■ Task statement: Make an exact copy of the records, dropping all pictures.

··········

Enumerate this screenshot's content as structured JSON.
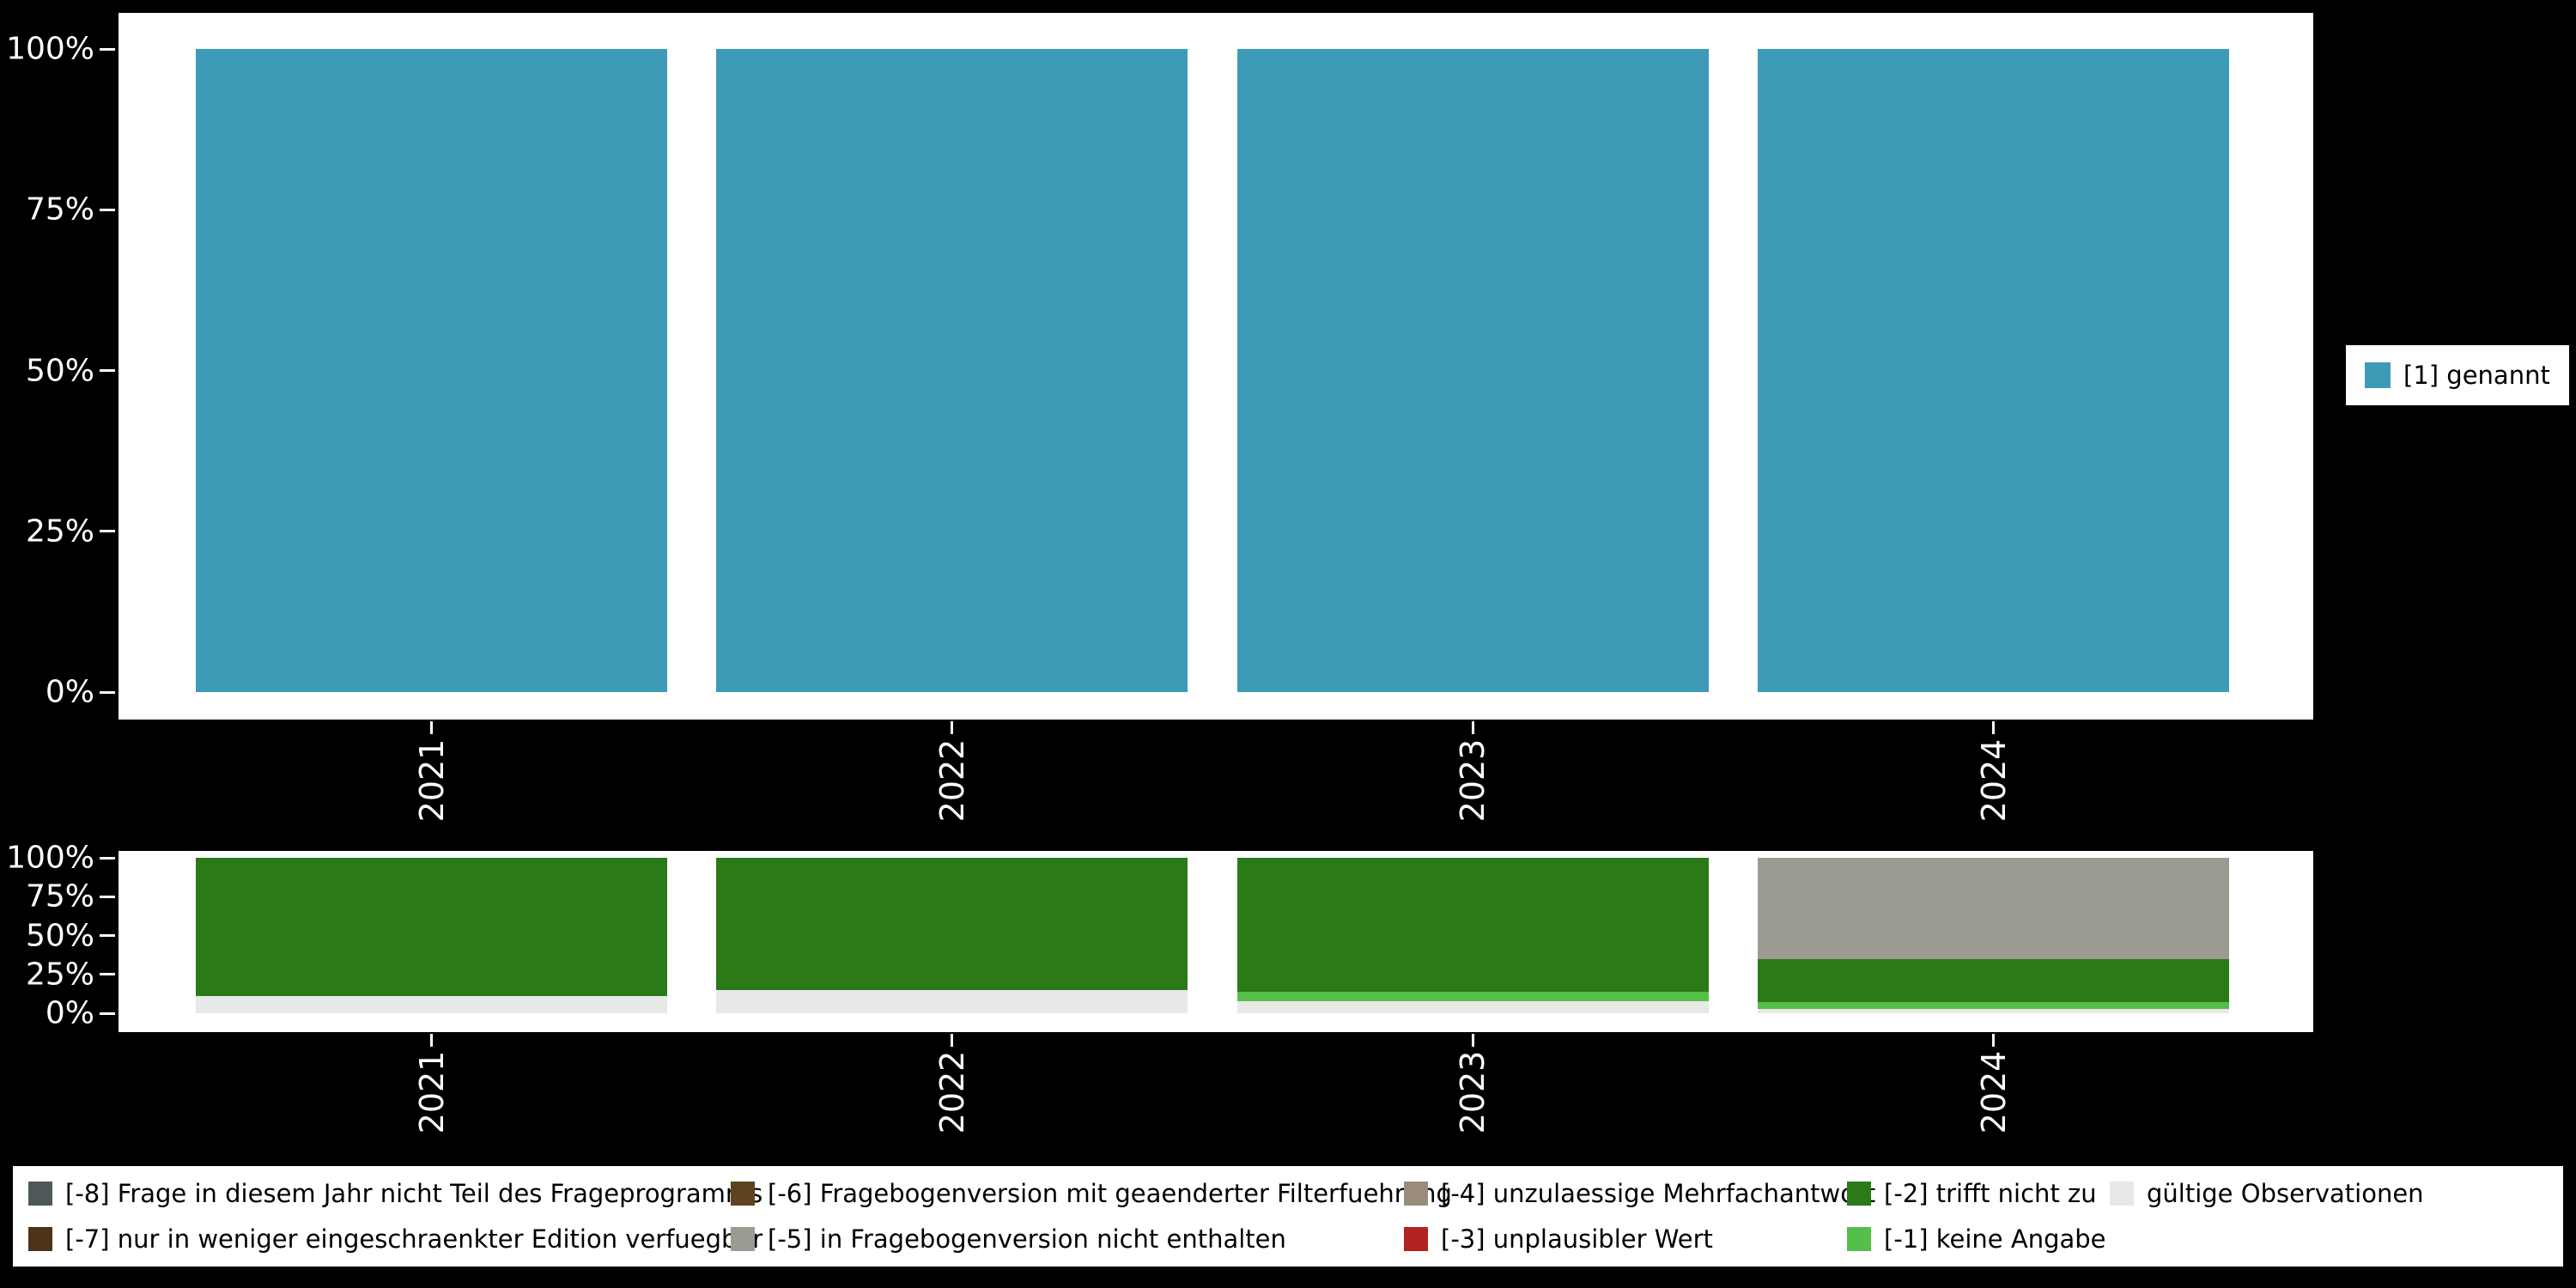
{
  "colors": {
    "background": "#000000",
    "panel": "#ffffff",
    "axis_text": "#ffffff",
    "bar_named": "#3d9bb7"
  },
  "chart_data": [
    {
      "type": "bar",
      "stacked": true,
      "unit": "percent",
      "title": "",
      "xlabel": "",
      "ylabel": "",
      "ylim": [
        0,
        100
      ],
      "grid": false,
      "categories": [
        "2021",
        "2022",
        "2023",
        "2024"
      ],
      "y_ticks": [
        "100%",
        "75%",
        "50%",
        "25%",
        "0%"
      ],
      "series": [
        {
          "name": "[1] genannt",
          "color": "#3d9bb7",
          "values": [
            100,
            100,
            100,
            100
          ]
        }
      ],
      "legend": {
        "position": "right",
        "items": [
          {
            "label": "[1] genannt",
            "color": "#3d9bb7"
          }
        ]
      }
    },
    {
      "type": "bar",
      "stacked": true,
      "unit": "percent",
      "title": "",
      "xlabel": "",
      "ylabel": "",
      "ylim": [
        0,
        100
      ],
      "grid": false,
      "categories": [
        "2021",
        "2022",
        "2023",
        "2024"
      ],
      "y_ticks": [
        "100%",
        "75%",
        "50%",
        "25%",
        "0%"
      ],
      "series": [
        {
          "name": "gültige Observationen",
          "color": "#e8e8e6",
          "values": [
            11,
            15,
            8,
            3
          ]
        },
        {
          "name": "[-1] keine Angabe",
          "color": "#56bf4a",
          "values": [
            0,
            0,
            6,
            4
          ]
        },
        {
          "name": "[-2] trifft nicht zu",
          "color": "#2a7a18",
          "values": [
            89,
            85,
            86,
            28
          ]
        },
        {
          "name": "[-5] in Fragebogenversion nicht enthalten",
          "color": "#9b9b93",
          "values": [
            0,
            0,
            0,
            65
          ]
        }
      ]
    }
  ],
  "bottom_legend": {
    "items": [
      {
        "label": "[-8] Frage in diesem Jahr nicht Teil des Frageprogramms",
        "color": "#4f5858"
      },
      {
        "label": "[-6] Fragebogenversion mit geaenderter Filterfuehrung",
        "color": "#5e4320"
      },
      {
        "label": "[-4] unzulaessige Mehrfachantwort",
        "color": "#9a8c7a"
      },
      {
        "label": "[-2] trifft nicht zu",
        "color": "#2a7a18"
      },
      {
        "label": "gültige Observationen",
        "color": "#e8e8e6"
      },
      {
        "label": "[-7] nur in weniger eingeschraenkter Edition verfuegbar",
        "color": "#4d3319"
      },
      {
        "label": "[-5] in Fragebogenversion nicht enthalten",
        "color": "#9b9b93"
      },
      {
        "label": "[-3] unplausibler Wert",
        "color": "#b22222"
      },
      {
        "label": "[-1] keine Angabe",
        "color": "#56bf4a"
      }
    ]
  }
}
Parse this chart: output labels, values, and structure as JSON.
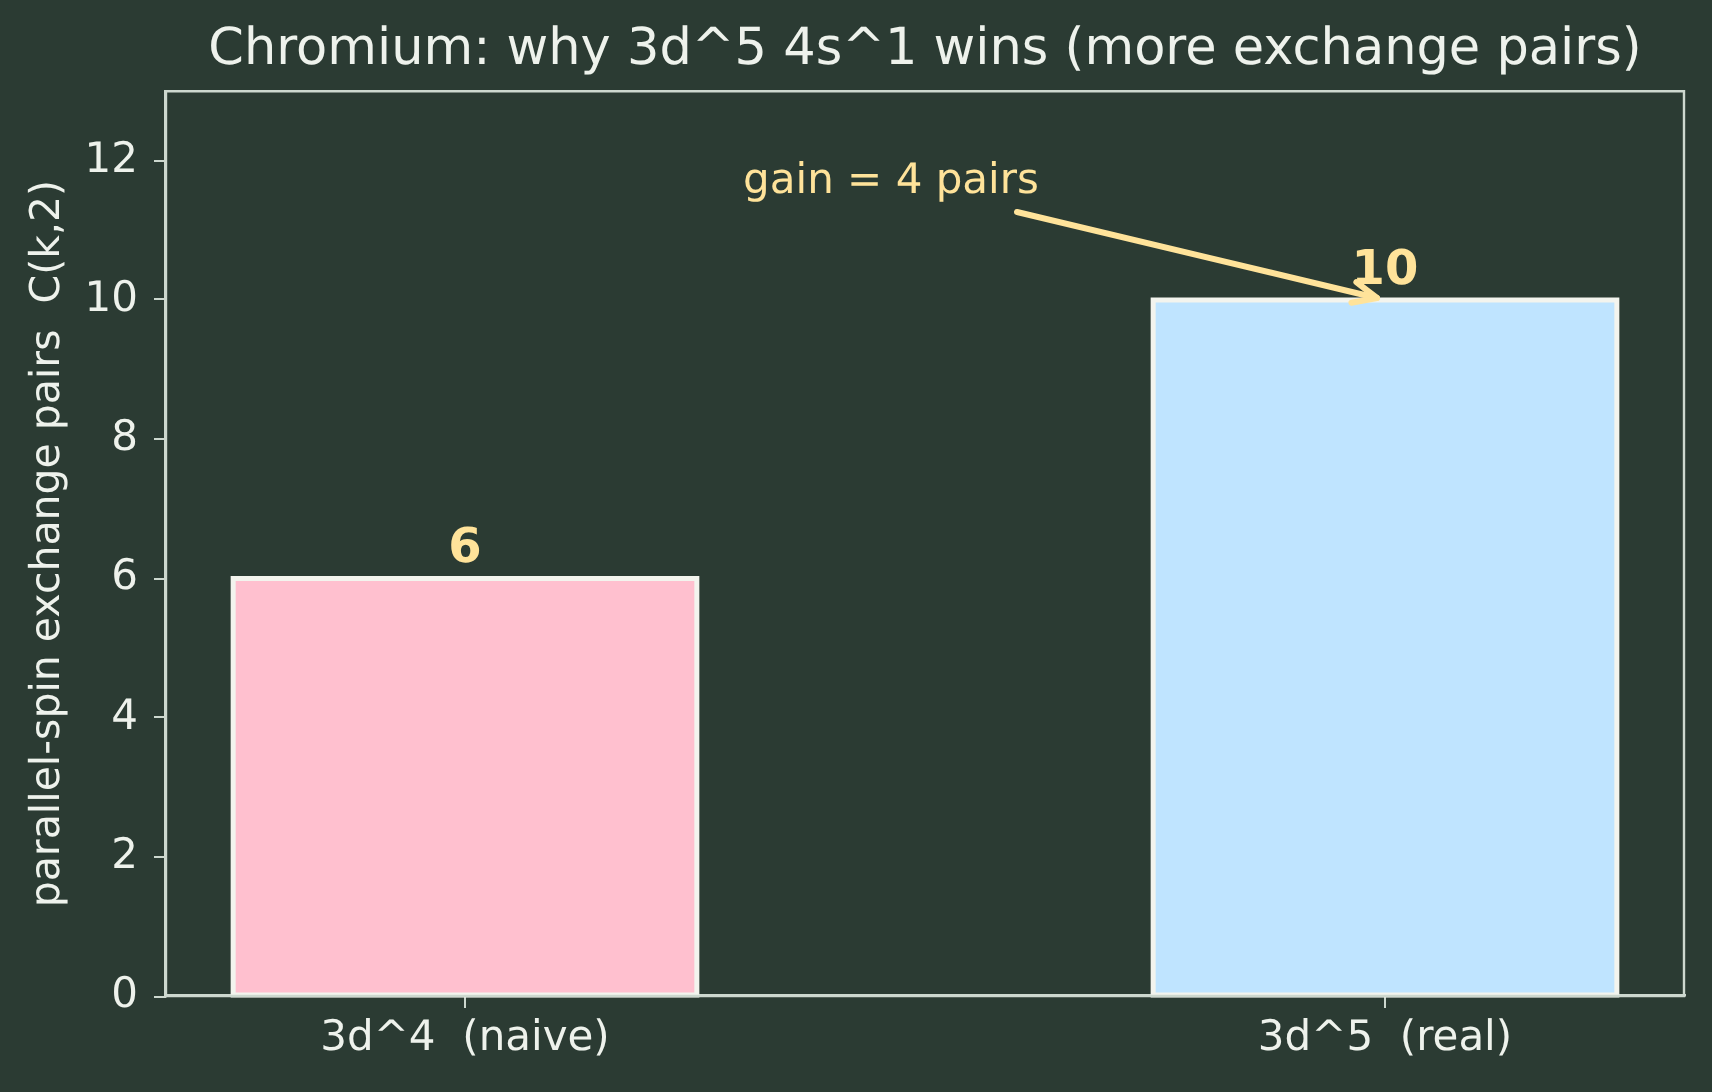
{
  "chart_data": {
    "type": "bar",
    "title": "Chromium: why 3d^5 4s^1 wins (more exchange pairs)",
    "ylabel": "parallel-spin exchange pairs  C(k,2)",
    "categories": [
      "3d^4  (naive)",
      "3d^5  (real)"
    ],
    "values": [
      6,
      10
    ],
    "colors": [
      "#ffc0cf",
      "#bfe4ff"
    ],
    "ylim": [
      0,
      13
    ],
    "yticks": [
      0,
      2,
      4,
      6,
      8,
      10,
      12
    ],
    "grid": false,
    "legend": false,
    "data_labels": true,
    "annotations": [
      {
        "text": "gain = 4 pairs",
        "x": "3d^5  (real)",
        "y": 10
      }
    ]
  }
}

··········

■ Solved problem:
Enumerate this screenshot's content as structured JSON.
{
  "colors": {
    "background": "#000000",
    "panel": "#ffffff",
    "axis_text": "#ffffff",
    "bar_named": "#3d9bb7"
  },
  "chart_data": [
    {
      "type": "bar",
      "stacked": true,
      "unit": "percent",
      "title": "",
      "xlabel": "",
      "ylabel": "",
      "ylim": [
        0,
        100
      ],
      "grid": false,
      "categories": [
        "2021",
        "2022",
        "2023",
        "2024"
      ],
      "y_ticks": [
        "100%",
        "75%",
        "50%",
        "25%",
        "0%"
      ],
      "series": [
        {
          "name": "[1] genannt",
          "color": "#3d9bb7",
          "values": [
            100,
            100,
            100,
            100
          ]
        }
      ],
      "legend": {
        "position": "right",
        "items": [
          {
            "label": "[1] genannt",
            "color": "#3d9bb7"
          }
        ]
      }
    },
    {
      "type": "bar",
      "stacked": true,
      "unit": "percent",
      "title": "",
      "xlabel": "",
      "ylabel": "",
      "ylim": [
        0,
        100
      ],
      "grid": false,
      "categories": [
        "2021",
        "2022",
        "2023",
        "2024"
      ],
      "y_ticks": [
        "100%",
        "75%",
        "50%",
        "25%",
        "0%"
      ],
      "series": [
        {
          "name": "gültige Observationen",
          "color": "#e8e8e6",
          "values": [
            11,
            15,
            8,
            3
          ]
        },
        {
          "name": "[-1] keine Angabe",
          "color": "#56bf4a",
          "values": [
            0,
            0,
            6,
            4
          ]
        },
        {
          "name": "[-2] trifft nicht zu",
          "color": "#2a7a18",
          "values": [
            89,
            85,
            86,
            28
          ]
        },
        {
          "name": "[-5] in Fragebogenversion nicht enthalten",
          "color": "#9b9b93",
          "values": [
            0,
            0,
            0,
            65
          ]
        }
      ]
    }
  ],
  "bottom_legend": {
    "items": [
      {
        "label": "[-8] Frage in diesem Jahr nicht Teil des Frageprogramms",
        "color": "#4f5858"
      },
      {
        "label": "[-6] Fragebogenversion mit geaenderter Filterfuehrung",
        "color": "#5e4320"
      },
      {
        "label": "[-4] unzulaessige Mehrfachantwort",
        "color": "#9a8c7a"
      },
      {
        "label": "[-2] trifft nicht zu",
        "color": "#2a7a18"
      },
      {
        "label": "gültige Observationen",
        "color": "#e8e8e6"
      },
      {
        "label": "[-7] nur in weniger eingeschraenkter Edition verfuegbar",
        "color": "#4d3319"
      },
      {
        "label": "[-5] in Fragebogenversion nicht enthalten",
        "color": "#9b9b93"
      },
      {
        "label": "[-3] unplausibler Wert",
        "color": "#b22222"
      },
      {
        "label": "[-1] keine Angabe",
        "color": "#56bf4a"
      }
    ]
  }
}
Parse this chart: output labels, values, and structure as JSON.
{
  "chart_data": {
    "type": "bar",
    "title": "Chromium: why 3d^5 4s^1 wins (more exchange pairs)",
    "ylabel": "parallel-spin exchange pairs  C(k,2)",
    "categories": [
      "3d^4  (naive)",
      "3d^5  (real)"
    ],
    "values": [
      6,
      10
    ],
    "colors": [
      "#ffc0cf",
      "#bfe4ff"
    ],
    "ylim": [
      0,
      13
    ],
    "yticks": [
      0,
      2,
      4,
      6,
      8,
      10,
      12
    ],
    "grid": false,
    "legend": false,
    "data_labels": true,
    "annotations": [
      {
        "text": "gain = 4 pairs",
        "x": "3d^5  (real)",
        "y": 10
      }
    ]
  }
}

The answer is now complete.